- **Required work**
Your task is to repeat all of the material exactly.

* * * * * * * * *

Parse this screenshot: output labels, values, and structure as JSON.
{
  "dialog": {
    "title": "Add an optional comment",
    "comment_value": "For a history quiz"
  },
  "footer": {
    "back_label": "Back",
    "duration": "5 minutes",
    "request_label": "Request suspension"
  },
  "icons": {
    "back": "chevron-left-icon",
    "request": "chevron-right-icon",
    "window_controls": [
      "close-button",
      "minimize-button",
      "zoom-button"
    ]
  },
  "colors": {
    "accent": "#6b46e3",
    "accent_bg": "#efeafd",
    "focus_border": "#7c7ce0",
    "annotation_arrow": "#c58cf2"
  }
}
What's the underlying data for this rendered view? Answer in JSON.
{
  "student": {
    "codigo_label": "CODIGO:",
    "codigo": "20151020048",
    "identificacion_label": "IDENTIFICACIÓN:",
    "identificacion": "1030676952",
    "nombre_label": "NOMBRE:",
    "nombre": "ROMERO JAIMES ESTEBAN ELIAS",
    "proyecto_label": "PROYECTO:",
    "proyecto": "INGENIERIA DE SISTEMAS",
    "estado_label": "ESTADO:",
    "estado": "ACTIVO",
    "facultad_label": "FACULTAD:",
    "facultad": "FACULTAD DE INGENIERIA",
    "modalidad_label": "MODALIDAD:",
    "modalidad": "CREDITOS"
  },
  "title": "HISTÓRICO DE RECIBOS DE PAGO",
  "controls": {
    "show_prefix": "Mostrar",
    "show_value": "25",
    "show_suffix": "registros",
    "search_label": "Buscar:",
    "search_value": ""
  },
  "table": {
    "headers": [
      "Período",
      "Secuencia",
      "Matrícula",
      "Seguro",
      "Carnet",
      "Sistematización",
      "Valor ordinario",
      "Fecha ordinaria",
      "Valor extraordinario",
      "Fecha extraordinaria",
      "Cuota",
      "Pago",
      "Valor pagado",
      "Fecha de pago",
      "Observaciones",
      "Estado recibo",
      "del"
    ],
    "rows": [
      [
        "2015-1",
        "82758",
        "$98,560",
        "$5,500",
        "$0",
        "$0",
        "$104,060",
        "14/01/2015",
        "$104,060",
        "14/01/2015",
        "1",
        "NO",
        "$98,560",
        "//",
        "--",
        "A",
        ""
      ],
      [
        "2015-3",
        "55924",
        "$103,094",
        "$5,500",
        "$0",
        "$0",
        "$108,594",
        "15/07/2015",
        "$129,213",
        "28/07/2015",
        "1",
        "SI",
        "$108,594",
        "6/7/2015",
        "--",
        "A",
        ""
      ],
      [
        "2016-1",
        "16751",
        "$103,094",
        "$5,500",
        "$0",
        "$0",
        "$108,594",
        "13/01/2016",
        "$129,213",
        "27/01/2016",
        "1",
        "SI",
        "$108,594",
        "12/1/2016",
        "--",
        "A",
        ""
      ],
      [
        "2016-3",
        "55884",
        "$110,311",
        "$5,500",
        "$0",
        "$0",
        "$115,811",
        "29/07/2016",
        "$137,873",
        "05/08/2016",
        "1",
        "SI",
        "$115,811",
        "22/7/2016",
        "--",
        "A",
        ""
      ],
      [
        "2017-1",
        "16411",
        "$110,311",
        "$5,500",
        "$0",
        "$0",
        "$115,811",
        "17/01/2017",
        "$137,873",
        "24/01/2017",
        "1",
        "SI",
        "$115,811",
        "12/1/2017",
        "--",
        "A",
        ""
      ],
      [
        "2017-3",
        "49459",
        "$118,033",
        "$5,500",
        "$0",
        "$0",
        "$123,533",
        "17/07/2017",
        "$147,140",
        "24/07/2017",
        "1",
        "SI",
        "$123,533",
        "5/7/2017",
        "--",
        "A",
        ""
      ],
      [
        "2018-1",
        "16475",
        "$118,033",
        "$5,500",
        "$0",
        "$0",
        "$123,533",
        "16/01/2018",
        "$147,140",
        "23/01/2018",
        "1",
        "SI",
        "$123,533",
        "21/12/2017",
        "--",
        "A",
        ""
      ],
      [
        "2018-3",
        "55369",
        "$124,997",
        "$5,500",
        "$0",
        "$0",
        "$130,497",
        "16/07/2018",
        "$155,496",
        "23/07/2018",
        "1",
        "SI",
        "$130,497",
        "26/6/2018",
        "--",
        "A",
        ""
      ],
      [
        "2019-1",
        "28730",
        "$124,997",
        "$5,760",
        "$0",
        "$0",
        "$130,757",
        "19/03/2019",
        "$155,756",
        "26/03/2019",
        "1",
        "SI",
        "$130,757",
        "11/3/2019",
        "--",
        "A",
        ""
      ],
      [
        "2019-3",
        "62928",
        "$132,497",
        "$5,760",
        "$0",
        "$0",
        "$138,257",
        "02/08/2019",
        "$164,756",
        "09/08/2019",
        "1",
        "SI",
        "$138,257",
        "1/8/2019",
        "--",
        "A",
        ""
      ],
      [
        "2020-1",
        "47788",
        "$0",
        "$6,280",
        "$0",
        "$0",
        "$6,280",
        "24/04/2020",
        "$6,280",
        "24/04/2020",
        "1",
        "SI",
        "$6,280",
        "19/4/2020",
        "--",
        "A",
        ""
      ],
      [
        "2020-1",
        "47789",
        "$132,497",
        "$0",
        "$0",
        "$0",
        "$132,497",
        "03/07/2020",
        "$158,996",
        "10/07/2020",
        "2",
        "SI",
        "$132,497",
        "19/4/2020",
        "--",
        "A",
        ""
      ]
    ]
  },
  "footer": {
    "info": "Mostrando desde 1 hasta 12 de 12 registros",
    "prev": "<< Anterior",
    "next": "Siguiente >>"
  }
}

* * * * * * * * *

- **Solution below**
Parse this screenshot: output labels, values, and structure as JSON.
{
  "dialog": {
    "title": "Add an optional comment",
    "comment_value": "For a history quiz"
  },
  "footer": {
    "back_label": "Back",
    "duration": "5 minutes",
    "request_label": "Request suspension"
  },
  "icons": {
    "back": "chevron-left-icon",
    "request": "chevron-right-icon",
    "window_controls": [
      "close-button",
      "minimize-button",
      "zoom-button"
    ]
  },
  "colors": {
    "accent": "#6b46e3",
    "accent_bg": "#efeafd",
    "focus_border": "#7c7ce0",
    "annotation_arrow": "#c58cf2"
  }
}
What's the underlying data for this rendered view? Answer in JSON.
{
  "student": {
    "codigo_label": "CODIGO:",
    "codigo": "20151020048",
    "identificacion_label": "IDENTIFICACIÓN:",
    "identificacion": "1030676952",
    "nombre_label": "NOMBRE:",
    "nombre": "ROMERO JAIMES ESTEBAN ELIAS",
    "proyecto_label": "PROYECTO:",
    "proyecto": "INGENIERIA DE SISTEMAS",
    "estado_label": "ESTADO:",
    "estado": "ACTIVO",
    "facultad_label": "FACULTAD:",
    "facultad": "FACULTAD DE INGENIERIA",
    "modalidad_label": "MODALIDAD:",
    "modalidad": "CREDITOS"
  },
  "title": "HISTÓRICO DE RECIBOS DE PAGO",
  "controls": {
    "show_prefix": "Mostrar",
    "show_value": "25",
    "show_suffix": "registros",
    "search_label": "Buscar:",
    "search_value": ""
  },
  "table": {
    "headers": [
      "Período",
      "Secuencia",
      "Matrícula",
      "Seguro",
      "Carnet",
      "Sistematización",
      "Valor ordinario",
      "Fecha ordinaria",
      "Valor extraordinario",
      "Fecha extraordinaria",
      "Cuota",
      "Pago",
      "Valor pagado",
      "Fecha de pago",
      "Observaciones",
      "Estado recibo",
      "del"
    ],
    "rows": [
      [
        "2015-1",
        "82758",
        "$98,560",
        "$5,500",
        "$0",
        "$0",
        "$104,060",
        "14/01/2015",
        "$104,060",
        "14/01/2015",
        "1",
        "NO",
        "$98,560",
        "//",
        "--",
        "A",
        ""
      ],
      [
        "2015-3",
        "55924",
        "$103,094",
        "$5,500",
        "$0",
        "$0",
        "$108,594",
        "15/07/2015",
        "$129,213",
        "28/07/2015",
        "1",
        "SI",
        "$108,594",
        "6/7/2015",
        "--",
        "A",
        ""
      ],
      [
        "2016-1",
        "16751",
        "$103,094",
        "$5,500",
        "$0",
        "$0",
        "$108,594",
        "13/01/2016",
        "$129,213",
        "27/01/2016",
        "1",
        "SI",
        "$108,594",
        "12/1/2016",
        "--",
        "A",
        ""
      ],
      [
        "2016-3",
        "55884",
        "$110,311",
        "$5,500",
        "$0",
        "$0",
        "$115,811",
        "29/07/2016",
        "$137,873",
        "05/08/2016",
        "1",
        "SI",
        "$115,811",
        "22/7/2016",
        "--",
        "A",
        ""
      ],
      [
        "2017-1",
        "16411",
        "$110,311",
        "$5,500",
        "$0",
        "$0",
        "$115,811",
        "17/01/2017",
        "$137,873",
        "24/01/2017",
        "1",
        "SI",
        "$115,811",
        "12/1/2017",
        "--",
        "A",
        ""
      ],
      [
        "2017-3",
        "49459",
        "$118,033",
        "$5,500",
        "$0",
        "$0",
        "$123,533",
        "17/07/2017",
        "$147,140",
        "24/07/2017",
        "1",
        "SI",
        "$123,533",
        "5/7/2017",
        "--",
        "A",
        ""
      ],
      [
        "2018-1",
        "16475",
        "$118,033",
        "$5,500",
        "$0",
        "$0",
        "$123,533",
        "16/01/2018",
        "$147,140",
        "23/01/2018",
        "1",
        "SI",
        "$123,533",
        "21/12/2017",
        "--",
        "A",
        ""
      ],
      [
        "2018-3",
        "55369",
        "$124,997",
        "$5,500",
        "$0",
        "$0",
        "$130,497",
        "16/07/2018",
        "$155,496",
        "23/07/2018",
        "1",
        "SI",
        "$130,497",
        "26/6/2018",
        "--",
        "A",
        ""
      ],
      [
        "2019-1",
        "28730",
        "$124,997",
        "$5,760",
        "$0",
        "$0",
        "$130,757",
        "19/03/2019",
        "$155,756",
        "26/03/2019",
        "1",
        "SI",
        "$130,757",
        "11/3/2019",
        "--",
        "A",
        ""
      ],
      [
        "2019-3",
        "62928",
        "$132,497",
        "$5,760",
        "$0",
        "$0",
        "$138,257",
        "02/08/2019",
        "$164,756",
        "09/08/2019",
        "1",
        "SI",
        "$138,257",
        "1/8/2019",
        "--",
        "A",
        ""
      ],
      [
        "2020-1",
        "47788",
        "$0",
        "$6,280",
        "$0",
        "$0",
        "$6,280",
        "24/04/2020",
        "$6,280",
        "24/04/2020",
        "1",
        "SI",
        "$6,280",
        "19/4/2020",
        "--",
        "A",
        ""
      ],
      [
        "2020-1",
        "47789",
        "$132,497",
        "$0",
        "$0",
        "$0",
        "$132,497",
        "03/07/2020",
        "$158,996",
        "10/07/2020",
        "2",
        "SI",
        "$132,497",
        "19/4/2020",
        "--",
        "A",
        ""
      ]
    ]
  },
  "footer": {
    "info": "Mostrando desde 1 hasta 12 de 12 registros",
    "prev": "<< Anterior",
    "next": "Siguiente >>"
  }
}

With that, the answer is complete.